- Objective
Check every line of the entries for "here", and copy the lines that hold it.

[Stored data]
## start

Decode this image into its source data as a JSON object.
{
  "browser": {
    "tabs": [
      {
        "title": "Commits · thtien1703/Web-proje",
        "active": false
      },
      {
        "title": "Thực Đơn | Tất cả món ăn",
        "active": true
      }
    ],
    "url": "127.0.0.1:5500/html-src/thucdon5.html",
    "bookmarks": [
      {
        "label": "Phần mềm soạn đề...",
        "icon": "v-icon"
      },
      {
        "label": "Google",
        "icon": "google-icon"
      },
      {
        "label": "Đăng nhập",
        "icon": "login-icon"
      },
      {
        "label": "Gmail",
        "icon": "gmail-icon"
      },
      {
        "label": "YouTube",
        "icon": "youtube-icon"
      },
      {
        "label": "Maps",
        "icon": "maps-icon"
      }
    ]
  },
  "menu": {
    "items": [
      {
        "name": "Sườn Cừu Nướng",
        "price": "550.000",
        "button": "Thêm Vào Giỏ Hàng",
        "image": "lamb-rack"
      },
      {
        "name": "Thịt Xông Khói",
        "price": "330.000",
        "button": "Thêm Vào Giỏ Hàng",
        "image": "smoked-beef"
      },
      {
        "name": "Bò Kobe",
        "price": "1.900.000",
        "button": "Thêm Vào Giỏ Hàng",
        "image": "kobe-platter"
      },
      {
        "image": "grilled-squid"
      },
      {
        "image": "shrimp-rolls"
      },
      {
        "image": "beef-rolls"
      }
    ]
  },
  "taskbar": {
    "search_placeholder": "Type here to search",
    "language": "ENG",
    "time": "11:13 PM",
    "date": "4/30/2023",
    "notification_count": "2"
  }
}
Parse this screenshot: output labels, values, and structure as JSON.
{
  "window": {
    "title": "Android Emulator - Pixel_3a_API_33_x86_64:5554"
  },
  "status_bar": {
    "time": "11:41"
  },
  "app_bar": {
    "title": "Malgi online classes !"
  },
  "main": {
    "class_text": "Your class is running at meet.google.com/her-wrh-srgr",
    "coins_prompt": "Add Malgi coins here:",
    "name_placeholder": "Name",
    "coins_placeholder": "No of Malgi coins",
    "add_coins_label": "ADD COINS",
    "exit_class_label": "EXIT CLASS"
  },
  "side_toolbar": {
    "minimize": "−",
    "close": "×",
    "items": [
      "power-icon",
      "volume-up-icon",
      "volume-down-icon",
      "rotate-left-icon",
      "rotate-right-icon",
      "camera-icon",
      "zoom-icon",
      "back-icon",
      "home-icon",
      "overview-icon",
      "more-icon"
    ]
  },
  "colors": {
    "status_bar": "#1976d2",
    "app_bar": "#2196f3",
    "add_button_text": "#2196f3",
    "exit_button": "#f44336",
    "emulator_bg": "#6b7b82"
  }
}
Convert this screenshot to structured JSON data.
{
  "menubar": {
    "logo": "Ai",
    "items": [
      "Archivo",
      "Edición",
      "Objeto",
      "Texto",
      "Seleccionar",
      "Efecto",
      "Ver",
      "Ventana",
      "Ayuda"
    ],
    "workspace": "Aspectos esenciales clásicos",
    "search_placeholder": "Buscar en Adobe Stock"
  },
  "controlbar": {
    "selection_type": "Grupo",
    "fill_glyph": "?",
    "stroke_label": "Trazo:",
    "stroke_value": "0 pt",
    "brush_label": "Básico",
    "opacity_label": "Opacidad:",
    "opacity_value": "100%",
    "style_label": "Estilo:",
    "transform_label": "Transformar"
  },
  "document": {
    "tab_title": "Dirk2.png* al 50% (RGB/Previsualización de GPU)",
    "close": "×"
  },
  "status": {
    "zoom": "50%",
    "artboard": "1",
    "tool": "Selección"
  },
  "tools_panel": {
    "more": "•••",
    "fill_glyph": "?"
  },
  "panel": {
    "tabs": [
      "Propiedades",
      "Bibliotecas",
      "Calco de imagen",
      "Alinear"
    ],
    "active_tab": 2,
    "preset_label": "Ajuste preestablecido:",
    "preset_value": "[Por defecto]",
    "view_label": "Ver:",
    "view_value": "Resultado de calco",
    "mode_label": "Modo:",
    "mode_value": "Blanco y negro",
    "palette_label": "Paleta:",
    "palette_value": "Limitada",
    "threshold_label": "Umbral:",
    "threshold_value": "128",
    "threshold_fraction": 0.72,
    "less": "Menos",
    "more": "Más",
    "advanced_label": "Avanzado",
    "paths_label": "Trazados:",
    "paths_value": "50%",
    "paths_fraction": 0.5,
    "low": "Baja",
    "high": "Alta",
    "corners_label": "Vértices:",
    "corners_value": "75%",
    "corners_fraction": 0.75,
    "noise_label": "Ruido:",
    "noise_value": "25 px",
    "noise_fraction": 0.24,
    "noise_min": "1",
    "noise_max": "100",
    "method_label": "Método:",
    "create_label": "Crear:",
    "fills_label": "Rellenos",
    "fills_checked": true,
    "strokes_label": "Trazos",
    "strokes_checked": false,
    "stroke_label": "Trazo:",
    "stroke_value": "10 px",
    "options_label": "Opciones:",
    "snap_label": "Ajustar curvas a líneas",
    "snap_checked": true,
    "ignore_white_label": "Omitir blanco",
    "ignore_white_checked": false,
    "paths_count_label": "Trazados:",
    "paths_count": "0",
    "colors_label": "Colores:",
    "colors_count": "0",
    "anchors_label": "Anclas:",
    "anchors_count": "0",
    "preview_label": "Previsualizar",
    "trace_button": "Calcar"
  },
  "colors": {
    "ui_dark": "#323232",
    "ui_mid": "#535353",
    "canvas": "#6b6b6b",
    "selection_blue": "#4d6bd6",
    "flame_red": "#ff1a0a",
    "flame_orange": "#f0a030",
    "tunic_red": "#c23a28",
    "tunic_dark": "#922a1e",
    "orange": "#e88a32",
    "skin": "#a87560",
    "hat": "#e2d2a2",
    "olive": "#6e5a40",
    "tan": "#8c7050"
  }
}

## end

- Response
    "search_placeholder": "Type here to search",
    "coins_prompt": "Add Malgi coins here:",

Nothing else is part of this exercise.